Exercise: Convert every line of the entries below into a JSON list of strings, one string per line, omitting blank lines.

─── Supplied information

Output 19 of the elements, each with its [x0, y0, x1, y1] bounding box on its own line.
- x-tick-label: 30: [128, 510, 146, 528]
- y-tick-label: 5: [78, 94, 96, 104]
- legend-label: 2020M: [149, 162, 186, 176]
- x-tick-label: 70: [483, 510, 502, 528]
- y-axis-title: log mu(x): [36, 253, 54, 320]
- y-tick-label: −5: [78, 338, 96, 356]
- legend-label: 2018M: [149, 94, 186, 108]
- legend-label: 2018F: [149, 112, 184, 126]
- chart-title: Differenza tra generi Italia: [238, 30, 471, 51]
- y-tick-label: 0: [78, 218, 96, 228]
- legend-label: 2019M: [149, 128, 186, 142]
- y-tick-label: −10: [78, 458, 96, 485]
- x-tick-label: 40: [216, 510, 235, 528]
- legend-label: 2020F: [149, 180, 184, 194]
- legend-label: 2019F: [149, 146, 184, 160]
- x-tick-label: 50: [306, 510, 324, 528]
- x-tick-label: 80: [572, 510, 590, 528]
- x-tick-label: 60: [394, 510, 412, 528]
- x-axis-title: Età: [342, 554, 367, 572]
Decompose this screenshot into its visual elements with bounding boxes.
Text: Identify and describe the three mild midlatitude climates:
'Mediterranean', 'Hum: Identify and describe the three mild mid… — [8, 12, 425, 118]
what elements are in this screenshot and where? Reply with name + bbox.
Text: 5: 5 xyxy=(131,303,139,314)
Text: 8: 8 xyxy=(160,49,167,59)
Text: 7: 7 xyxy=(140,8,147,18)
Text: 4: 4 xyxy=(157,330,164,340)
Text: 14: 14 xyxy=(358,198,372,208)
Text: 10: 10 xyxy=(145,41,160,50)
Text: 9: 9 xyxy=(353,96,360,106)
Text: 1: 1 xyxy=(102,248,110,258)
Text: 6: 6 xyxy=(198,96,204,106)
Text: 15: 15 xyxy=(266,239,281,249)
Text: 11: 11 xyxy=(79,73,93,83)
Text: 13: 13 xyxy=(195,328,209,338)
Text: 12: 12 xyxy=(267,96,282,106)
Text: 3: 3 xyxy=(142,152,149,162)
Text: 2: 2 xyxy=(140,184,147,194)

──────

Full output:
[
  "Output 19 of the elements, each with its [x0, y0, x1, y1] bounding box on its own line.",
  "- x-tick-label: 30: [128, 510, 146, 528]",
  "- y-tick-label: 5: [78, 94, 96, 104]",
  "- legend-label: 2020M: [149, 162, 186, 176]",
  "- x-tick-label: 70: [483, 510, 502, 528]",
  "- y-axis-title: log mu(x): [36, 253, 54, 320]",
  "- y-tick-label: −5: [78, 338, 96, 356]",
  "- legend-label: 2018M: [149, 94, 186, 108]",
  "- legend-label: 2018F: [149, 112, 184, 126]",
  "- chart-title: Differenza tra generi Italia: [238, 30, 471, 51]",
  "- y-tick-label: 0: [78, 218, 96, 228]",
  "- legend-label: 2019M: [149, 128, 186, 142]",
  "- y-tick-label: −10: [78, 458, 96, 485]",
  "- x-tick-label: 40: [216, 510, 235, 528]",
  "- legend-label: 2020F: [149, 180, 184, 194]",
  "- legend-label: 2019F: [149, 146, 184, 160]",
  "- x-tick-label: 50: [306, 510, 324, 528]",
  "- x-tick-label: 80: [572, 510, 590, 528]",
  "- x-tick-label: 60: [394, 510, 412, 528]",
  "- x-axis-title: Età: [342, 554, 367, 572]",
  "Decompose this screenshot into its visual elements with bounding boxes.",
  "Text: Identify and describe the three mild midlatitude climates:",
  "'Mediterranean', 'Hum: Identify and describe the three mild mid… — [8, 12, 425, 118]",
  "what elements are in this screenshot and where? Reply with name + bbox.",
  "Text: 5: 5 xyxy=(131,303,139,314)",
  "Text: 8: 8 xyxy=(160,49,167,59)",
  "Text: 7: 7 xyxy=(140,8,147,18)",
  "Text: 4: 4 xyxy=(157,330,164,340)",
  "Text: 14: 14 xyxy=(358,198,372,208)",
  "Text: 10: 10 xyxy=(145,41,160,50)",
  "Text: 9: 9 xyxy=(353,96,360,106)",
  "Text: 1: 1 xyxy=(102,248,110,258)",
  "Text: 6: 6 xyxy=(198,96,204,106)",
  "Text: 15: 15 xyxy=(266,239,281,249)",
  "Text: 11: 11 xyxy=(79,73,93,83)",
  "Text: 13: 13 xyxy=(195,328,209,338)",
  "Text: 12: 12 xyxy=(267,96,282,106)",
  "Text: 3: 3 xyxy=(142,152,149,162)",
  "Text: 2: 2 xyxy=(140,184,147,194)"
]